__Exercise description__
Each of the entries should be retyped precisely as it appears.

__Task data__
####

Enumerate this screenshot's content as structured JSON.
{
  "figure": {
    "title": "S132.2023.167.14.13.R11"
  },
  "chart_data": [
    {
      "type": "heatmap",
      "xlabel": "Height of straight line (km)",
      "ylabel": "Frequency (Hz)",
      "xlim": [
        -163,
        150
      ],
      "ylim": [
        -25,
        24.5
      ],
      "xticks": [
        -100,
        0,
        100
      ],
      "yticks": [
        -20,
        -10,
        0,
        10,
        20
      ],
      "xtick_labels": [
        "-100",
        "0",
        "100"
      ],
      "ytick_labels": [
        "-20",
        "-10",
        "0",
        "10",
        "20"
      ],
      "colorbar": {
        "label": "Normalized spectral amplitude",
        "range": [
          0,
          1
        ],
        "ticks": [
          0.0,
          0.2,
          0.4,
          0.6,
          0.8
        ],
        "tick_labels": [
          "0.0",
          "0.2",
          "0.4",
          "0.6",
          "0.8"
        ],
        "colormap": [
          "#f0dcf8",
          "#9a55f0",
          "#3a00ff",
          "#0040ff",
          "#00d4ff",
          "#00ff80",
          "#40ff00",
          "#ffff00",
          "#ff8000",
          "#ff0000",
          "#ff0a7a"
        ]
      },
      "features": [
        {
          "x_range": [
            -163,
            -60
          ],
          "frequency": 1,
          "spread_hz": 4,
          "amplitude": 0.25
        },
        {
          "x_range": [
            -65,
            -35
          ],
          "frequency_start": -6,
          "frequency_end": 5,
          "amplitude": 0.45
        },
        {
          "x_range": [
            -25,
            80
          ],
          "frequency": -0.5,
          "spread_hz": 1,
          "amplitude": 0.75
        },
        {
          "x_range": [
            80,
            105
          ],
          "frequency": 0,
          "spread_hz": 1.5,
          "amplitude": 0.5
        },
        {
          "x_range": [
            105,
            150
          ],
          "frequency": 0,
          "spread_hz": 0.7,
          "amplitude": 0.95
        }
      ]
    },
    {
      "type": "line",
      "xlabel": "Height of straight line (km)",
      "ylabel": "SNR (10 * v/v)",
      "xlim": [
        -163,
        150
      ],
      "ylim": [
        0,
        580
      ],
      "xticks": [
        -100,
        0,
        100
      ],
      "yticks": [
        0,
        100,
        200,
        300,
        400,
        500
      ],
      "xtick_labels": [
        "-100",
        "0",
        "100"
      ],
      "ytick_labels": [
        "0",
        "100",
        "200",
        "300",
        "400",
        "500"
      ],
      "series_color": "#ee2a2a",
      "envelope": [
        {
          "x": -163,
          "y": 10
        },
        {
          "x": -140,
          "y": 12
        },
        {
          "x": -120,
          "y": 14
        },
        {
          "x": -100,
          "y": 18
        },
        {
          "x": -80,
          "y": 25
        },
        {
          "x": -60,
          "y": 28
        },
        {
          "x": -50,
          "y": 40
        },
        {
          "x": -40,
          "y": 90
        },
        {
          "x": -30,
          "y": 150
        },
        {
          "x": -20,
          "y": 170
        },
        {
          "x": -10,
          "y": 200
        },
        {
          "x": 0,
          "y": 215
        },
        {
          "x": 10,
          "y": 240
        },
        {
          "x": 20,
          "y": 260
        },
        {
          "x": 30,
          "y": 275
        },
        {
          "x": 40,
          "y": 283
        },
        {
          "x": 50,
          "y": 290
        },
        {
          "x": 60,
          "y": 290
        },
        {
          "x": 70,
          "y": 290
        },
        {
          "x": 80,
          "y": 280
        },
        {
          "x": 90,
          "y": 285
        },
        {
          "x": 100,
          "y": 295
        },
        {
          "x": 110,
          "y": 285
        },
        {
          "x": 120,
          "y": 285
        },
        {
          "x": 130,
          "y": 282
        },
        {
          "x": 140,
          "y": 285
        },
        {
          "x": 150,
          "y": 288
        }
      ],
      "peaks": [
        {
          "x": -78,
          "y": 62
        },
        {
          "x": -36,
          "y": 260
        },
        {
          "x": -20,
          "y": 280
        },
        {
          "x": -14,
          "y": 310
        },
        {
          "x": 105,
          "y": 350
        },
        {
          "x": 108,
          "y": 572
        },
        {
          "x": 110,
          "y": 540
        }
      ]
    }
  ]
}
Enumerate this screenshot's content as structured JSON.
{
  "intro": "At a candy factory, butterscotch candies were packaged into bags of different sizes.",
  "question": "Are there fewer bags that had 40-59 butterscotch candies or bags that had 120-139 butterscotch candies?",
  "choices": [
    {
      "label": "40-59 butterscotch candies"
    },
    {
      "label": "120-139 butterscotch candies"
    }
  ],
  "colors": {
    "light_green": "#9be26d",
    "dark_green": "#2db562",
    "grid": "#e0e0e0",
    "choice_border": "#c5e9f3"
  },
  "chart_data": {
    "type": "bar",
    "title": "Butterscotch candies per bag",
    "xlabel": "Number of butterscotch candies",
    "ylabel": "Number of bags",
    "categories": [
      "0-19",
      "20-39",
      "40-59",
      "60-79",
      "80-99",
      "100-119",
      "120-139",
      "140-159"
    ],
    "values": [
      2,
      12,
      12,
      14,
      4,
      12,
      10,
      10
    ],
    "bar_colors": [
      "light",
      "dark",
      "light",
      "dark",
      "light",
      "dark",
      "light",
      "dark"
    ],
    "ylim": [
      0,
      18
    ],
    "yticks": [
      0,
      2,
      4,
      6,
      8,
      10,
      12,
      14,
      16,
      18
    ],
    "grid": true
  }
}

####

__Problem solution__
Enumerate this screenshot's content as structured JSON.
{
  "figure": {
    "title": "S132.2023.167.14.13.R11"
  },
  "chart_data": [
    {
      "type": "heatmap",
      "xlabel": "Height of straight line (km)",
      "ylabel": "Frequency (Hz)",
      "xlim": [
        -163,
        150
      ],
      "ylim": [
        -25,
        24.5
      ],
      "xticks": [
        -100,
        0,
        100
      ],
      "yticks": [
        -20,
        -10,
        0,
        10,
        20
      ],
      "xtick_labels": [
        "-100",
        "0",
        "100"
      ],
      "ytick_labels": [
        "-20",
        "-10",
        "0",
        "10",
        "20"
      ],
      "colorbar": {
        "label": "Normalized spectral amplitude",
        "range": [
          0,
          1
        ],
        "ticks": [
          0.0,
          0.2,
          0.4,
          0.6,
          0.8
        ],
        "tick_labels": [
          "0.0",
          "0.2",
          "0.4",
          "0.6",
          "0.8"
        ],
        "colormap": [
          "#f0dcf8",
          "#9a55f0",
          "#3a00ff",
          "#0040ff",
          "#00d4ff",
          "#00ff80",
          "#40ff00",
          "#ffff00",
          "#ff8000",
          "#ff0000",
          "#ff0a7a"
        ]
      },
      "features": [
        {
          "x_range": [
            -163,
            -60
          ],
          "frequency": 1,
          "spread_hz": 4,
          "amplitude": 0.25
        },
        {
          "x_range": [
            -65,
            -35
          ],
          "frequency_start": -6,
          "frequency_end": 5,
          "amplitude": 0.45
        },
        {
          "x_range": [
            -25,
            80
          ],
          "frequency": -0.5,
          "spread_hz": 1,
          "amplitude": 0.75
        },
        {
          "x_range": [
            80,
            105
          ],
          "frequency": 0,
          "spread_hz": 1.5,
          "amplitude": 0.5
        },
        {
          "x_range": [
            105,
            150
          ],
          "frequency": 0,
          "spread_hz": 0.7,
          "amplitude": 0.95
        }
      ]
    },
    {
      "type": "line",
      "xlabel": "Height of straight line (km)",
      "ylabel": "SNR (10 * v/v)",
      "xlim": [
        -163,
        150
      ],
      "ylim": [
        0,
        580
      ],
      "xticks": [
        -100,
        0,
        100
      ],
      "yticks": [
        0,
        100,
        200,
        300,
        400,
        500
      ],
      "xtick_labels": [
        "-100",
        "0",
        "100"
      ],
      "ytick_labels": [
        "0",
        "100",
        "200",
        "300",
        "400",
        "500"
      ],
      "series_color": "#ee2a2a",
      "envelope": [
        {
          "x": -163,
          "y": 10
        },
        {
          "x": -140,
          "y": 12
        },
        {
          "x": -120,
          "y": 14
        },
        {
          "x": -100,
          "y": 18
        },
        {
          "x": -80,
          "y": 25
        },
        {
          "x": -60,
          "y": 28
        },
        {
          "x": -50,
          "y": 40
        },
        {
          "x": -40,
          "y": 90
        },
        {
          "x": -30,
          "y": 150
        },
        {
          "x": -20,
          "y": 170
        },
        {
          "x": -10,
          "y": 200
        },
        {
          "x": 0,
          "y": 215
        },
        {
          "x": 10,
          "y": 240
        },
        {
          "x": 20,
          "y": 260
        },
        {
          "x": 30,
          "y": 275
        },
        {
          "x": 40,
          "y": 283
        },
        {
          "x": 50,
          "y": 290
        },
        {
          "x": 60,
          "y": 290
        },
        {
          "x": 70,
          "y": 290
        },
        {
          "x": 80,
          "y": 280
        },
        {
          "x": 90,
          "y": 285
        },
        {
          "x": 100,
          "y": 295
        },
        {
          "x": 110,
          "y": 285
        },
        {
          "x": 120,
          "y": 285
        },
        {
          "x": 130,
          "y": 282
        },
        {
          "x": 140,
          "y": 285
        },
        {
          "x": 150,
          "y": 288
        }
      ],
      "peaks": [
        {
          "x": -78,
          "y": 62
        },
        {
          "x": -36,
          "y": 260
        },
        {
          "x": -20,
          "y": 280
        },
        {
          "x": -14,
          "y": 310
        },
        {
          "x": 105,
          "y": 350
        },
        {
          "x": 108,
          "y": 572
        },
        {
          "x": 110,
          "y": 540
        }
      ]
    }
  ]
}
Enumerate this screenshot's content as structured JSON.
{
  "intro": "At a candy factory, butterscotch candies were packaged into bags of different sizes.",
  "question": "Are there fewer bags that had 40-59 butterscotch candies or bags that had 120-139 butterscotch candies?",
  "choices": [
    {
      "label": "40-59 butterscotch candies"
    },
    {
      "label": "120-139 butterscotch candies"
    }
  ],
  "colors": {
    "light_green": "#9be26d",
    "dark_green": "#2db562",
    "grid": "#e0e0e0",
    "choice_border": "#c5e9f3"
  },
  "chart_data": {
    "type": "bar",
    "title": "Butterscotch candies per bag",
    "xlabel": "Number of butterscotch candies",
    "ylabel": "Number of bags",
    "categories": [
      "0-19",
      "20-39",
      "40-59",
      "60-79",
      "80-99",
      "100-119",
      "120-139",
      "140-159"
    ],
    "values": [
      2,
      12,
      12,
      14,
      4,
      12,
      10,
      10
    ],
    "bar_colors": [
      "light",
      "dark",
      "light",
      "dark",
      "light",
      "dark",
      "light",
      "dark"
    ],
    "ylim": [
      0,
      18
    ],
    "yticks": [
      0,
      2,
      4,
      6,
      8,
      10,
      12,
      14,
      16,
      18
    ],
    "grid": true
  }
}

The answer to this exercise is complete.